▶ REQUEST:
Go through the listing and pick out each line with the word "their" in it.

▶ EXERCISE MATERIALS:

● ● ● ●

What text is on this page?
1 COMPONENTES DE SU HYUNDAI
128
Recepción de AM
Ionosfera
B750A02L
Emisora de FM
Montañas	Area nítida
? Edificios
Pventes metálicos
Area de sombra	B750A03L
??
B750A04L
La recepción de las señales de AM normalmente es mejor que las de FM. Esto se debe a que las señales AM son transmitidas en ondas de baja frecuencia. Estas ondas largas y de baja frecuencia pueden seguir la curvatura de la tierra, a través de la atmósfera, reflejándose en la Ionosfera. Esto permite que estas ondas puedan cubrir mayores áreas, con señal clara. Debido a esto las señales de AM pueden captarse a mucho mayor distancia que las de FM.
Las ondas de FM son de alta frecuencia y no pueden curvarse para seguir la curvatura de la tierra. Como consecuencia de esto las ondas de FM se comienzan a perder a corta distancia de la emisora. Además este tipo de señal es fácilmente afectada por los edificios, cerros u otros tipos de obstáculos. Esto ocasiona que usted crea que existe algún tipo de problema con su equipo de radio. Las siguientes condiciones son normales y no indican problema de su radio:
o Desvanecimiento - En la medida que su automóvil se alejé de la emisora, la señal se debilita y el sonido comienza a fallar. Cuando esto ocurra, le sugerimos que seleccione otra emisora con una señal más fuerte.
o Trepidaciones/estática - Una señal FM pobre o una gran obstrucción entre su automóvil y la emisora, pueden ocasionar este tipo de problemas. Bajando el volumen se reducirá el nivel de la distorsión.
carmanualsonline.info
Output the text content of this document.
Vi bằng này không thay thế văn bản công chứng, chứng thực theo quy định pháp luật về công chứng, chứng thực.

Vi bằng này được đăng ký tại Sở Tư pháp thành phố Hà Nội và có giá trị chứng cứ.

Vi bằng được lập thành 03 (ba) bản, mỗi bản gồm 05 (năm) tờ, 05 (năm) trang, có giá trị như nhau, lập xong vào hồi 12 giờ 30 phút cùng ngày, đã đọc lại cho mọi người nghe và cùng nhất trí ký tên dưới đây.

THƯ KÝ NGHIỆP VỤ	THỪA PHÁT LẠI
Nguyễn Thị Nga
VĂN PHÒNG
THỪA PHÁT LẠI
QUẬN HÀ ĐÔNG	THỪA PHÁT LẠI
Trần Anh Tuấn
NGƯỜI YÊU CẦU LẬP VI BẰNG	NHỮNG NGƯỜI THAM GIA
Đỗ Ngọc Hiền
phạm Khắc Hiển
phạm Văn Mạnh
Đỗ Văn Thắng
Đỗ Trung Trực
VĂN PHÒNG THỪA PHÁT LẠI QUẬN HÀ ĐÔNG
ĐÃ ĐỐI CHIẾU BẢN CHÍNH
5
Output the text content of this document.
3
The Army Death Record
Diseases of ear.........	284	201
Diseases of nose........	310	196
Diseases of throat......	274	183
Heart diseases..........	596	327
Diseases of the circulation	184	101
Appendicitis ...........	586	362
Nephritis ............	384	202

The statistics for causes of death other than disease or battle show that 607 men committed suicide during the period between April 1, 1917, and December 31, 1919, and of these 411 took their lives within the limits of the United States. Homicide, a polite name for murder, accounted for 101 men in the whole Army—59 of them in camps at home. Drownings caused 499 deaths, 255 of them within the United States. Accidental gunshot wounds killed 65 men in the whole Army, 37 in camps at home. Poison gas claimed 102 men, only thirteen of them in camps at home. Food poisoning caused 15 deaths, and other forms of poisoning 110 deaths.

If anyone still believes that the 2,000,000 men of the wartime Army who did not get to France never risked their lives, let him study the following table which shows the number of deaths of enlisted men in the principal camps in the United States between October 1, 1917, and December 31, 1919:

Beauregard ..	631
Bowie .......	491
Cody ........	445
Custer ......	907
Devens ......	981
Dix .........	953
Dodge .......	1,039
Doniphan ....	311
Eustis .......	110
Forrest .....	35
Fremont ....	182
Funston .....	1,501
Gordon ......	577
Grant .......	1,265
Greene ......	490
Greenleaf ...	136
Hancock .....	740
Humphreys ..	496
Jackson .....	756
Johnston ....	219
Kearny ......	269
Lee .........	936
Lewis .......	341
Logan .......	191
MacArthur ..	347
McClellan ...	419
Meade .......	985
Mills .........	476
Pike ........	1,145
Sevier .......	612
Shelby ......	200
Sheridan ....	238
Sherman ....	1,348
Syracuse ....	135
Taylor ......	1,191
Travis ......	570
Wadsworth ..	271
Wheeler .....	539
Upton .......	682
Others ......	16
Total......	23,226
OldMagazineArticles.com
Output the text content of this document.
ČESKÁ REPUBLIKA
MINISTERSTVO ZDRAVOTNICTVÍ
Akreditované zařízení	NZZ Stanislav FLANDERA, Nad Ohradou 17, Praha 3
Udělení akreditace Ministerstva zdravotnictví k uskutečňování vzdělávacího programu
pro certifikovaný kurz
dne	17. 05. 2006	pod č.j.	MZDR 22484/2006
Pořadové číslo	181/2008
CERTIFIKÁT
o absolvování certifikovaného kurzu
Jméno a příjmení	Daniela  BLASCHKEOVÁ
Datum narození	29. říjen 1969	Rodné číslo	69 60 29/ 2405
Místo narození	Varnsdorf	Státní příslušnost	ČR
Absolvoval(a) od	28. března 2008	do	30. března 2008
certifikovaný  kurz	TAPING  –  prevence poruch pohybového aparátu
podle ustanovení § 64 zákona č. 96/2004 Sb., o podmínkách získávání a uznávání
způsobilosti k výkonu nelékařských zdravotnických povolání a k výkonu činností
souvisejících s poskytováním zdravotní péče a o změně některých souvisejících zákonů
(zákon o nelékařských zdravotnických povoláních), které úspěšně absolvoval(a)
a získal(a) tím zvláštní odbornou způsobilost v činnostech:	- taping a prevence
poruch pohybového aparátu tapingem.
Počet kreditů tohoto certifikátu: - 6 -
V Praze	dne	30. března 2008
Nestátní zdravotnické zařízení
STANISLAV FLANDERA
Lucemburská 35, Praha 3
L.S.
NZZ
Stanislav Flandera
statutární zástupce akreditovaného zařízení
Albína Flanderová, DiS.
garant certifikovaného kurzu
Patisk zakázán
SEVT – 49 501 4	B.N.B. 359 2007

● ● ● ●

▶ TASK OUTPUT:
The statistics for causes of death other than disease or battle show that 607 men committed suicide during the period between April 1, 1917, and December 31, 1919, and of these 411 took their lives within the limits of the United States. Homicide, a polite name for murder, accounted for 101 men in the whole Army—59 of them in camps at home. Drownings caused 499 deaths, 255 of them within the United States. Accidental gunshot wounds killed 65 men in the whole Army, 37 in camps at home. Poison gas claimed 102 men, only thirteen of them in camps at home. Food poisoning caused 15 deaths, and other forms of poisoning 110 deaths.
If anyone still believes that the 2,000,000 men of the wartime Army who did not get to France never risked their lives, let him study the following table which shows the number of deaths of enlisted men in the principal camps in the United States between October 1, 1917, and December 31, 1919:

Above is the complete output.